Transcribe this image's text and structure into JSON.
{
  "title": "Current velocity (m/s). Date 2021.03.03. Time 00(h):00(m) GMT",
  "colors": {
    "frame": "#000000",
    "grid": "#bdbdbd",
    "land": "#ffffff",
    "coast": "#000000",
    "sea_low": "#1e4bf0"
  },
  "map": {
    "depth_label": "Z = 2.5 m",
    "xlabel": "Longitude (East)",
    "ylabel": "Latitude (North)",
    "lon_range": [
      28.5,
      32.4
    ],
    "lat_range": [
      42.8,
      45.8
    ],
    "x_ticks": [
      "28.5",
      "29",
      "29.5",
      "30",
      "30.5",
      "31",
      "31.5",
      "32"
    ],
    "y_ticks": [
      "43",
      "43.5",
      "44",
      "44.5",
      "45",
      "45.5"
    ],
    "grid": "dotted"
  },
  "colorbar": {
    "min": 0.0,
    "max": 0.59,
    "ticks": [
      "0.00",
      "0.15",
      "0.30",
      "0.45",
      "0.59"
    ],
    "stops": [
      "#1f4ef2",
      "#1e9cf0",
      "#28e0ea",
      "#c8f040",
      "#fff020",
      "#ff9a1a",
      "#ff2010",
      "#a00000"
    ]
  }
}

○ ○ ○

[Task prompt] Quote all the records. Keep every word exact.

[Written solution]
Transcribe this image's text and structure into JSON.
{
  "title": "Current velocity (m/s). Date 2021.03.03. Time 00(h):00(m) GMT",
  "colors": {
    "frame": "#000000",
    "grid": "#bdbdbd",
    "land": "#ffffff",
    "coast": "#000000",
    "sea_low": "#1e4bf0"
  },
  "map": {
    "depth_label": "Z = 2.5 m",
    "xlabel": "Longitude (East)",
    "ylabel": "Latitude (North)",
    "lon_range": [
      28.5,
      32.4
    ],
    "lat_range": [
      42.8,
      45.8
    ],
    "x_ticks": [
      "28.5",
      "29",
      "29.5",
      "30",
      "30.5",
      "31",
      "31.5",
      "32"
    ],
    "y_ticks": [
      "43",
      "43.5",
      "44",
      "44.5",
      "45",
      "45.5"
    ],
    "grid": "dotted"
  },
  "colorbar": {
    "min": 0.0,
    "max": 0.59,
    "ticks": [
      "0.00",
      "0.15",
      "0.30",
      "0.45",
      "0.59"
    ],
    "stops": [
      "#1f4ef2",
      "#1e9cf0",
      "#28e0ea",
      "#c8f040",
      "#fff020",
      "#ff9a1a",
      "#ff2010",
      "#a00000"
    ]
  }
}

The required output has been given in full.